-- Records to use start --

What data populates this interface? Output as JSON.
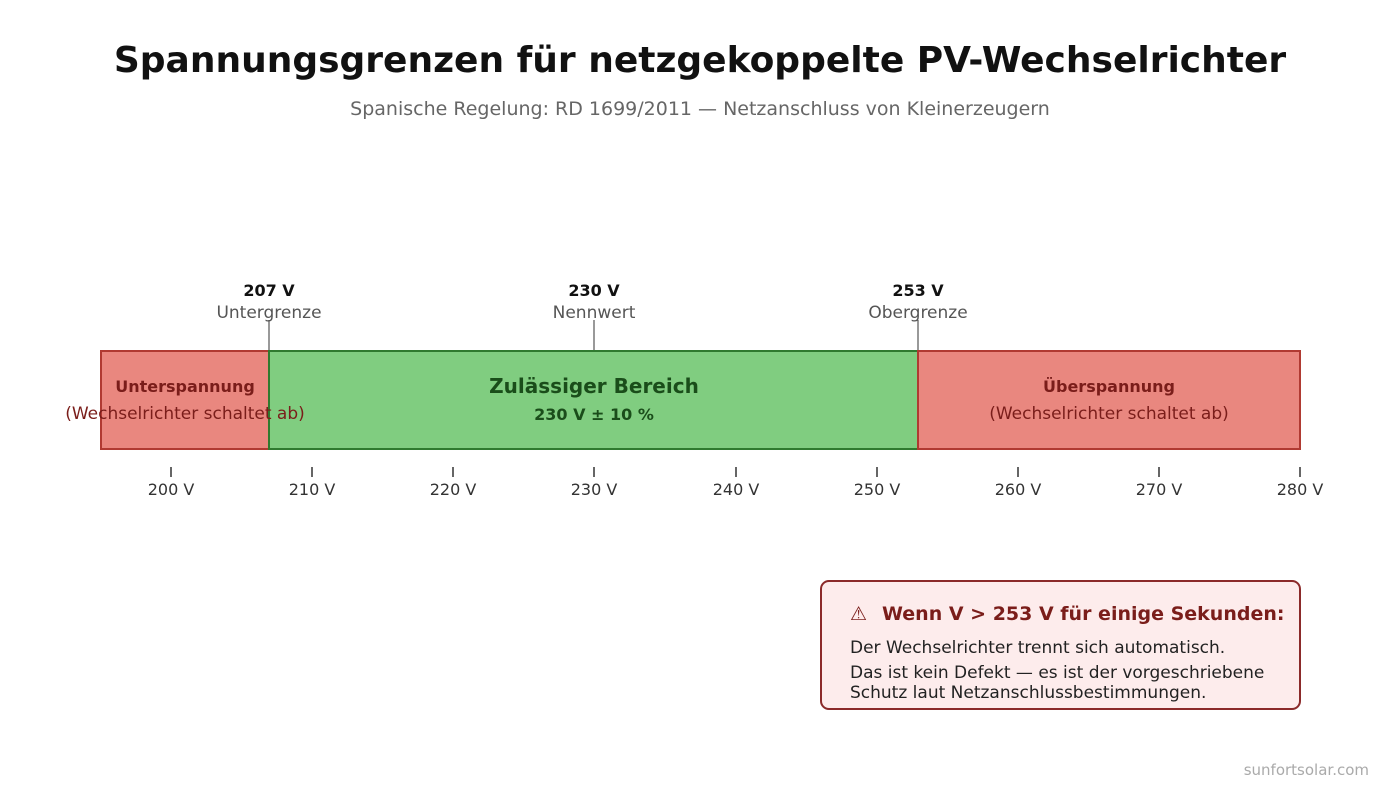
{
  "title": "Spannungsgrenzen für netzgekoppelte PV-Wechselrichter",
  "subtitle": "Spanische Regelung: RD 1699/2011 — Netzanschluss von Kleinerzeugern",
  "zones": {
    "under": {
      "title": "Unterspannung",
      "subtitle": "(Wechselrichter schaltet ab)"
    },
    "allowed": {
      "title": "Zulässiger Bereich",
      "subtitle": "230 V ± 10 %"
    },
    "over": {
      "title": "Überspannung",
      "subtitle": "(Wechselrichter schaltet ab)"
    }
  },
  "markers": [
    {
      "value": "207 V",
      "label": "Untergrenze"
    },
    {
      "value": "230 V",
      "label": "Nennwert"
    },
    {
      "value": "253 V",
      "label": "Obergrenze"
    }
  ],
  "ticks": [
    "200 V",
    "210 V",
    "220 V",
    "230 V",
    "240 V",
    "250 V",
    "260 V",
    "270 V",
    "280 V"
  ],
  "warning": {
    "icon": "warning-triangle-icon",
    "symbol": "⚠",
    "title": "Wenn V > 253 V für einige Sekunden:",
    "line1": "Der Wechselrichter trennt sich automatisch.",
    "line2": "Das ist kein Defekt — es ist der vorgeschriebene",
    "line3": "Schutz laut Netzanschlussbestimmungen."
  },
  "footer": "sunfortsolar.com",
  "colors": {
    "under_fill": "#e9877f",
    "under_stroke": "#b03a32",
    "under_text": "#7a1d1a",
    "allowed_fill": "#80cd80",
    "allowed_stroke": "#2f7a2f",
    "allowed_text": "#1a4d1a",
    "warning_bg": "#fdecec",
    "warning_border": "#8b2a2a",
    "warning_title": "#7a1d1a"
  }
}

-- Records to use end --

## Task description
Provide only the number of lines in the records containing the string "subtitle".

## The solution
4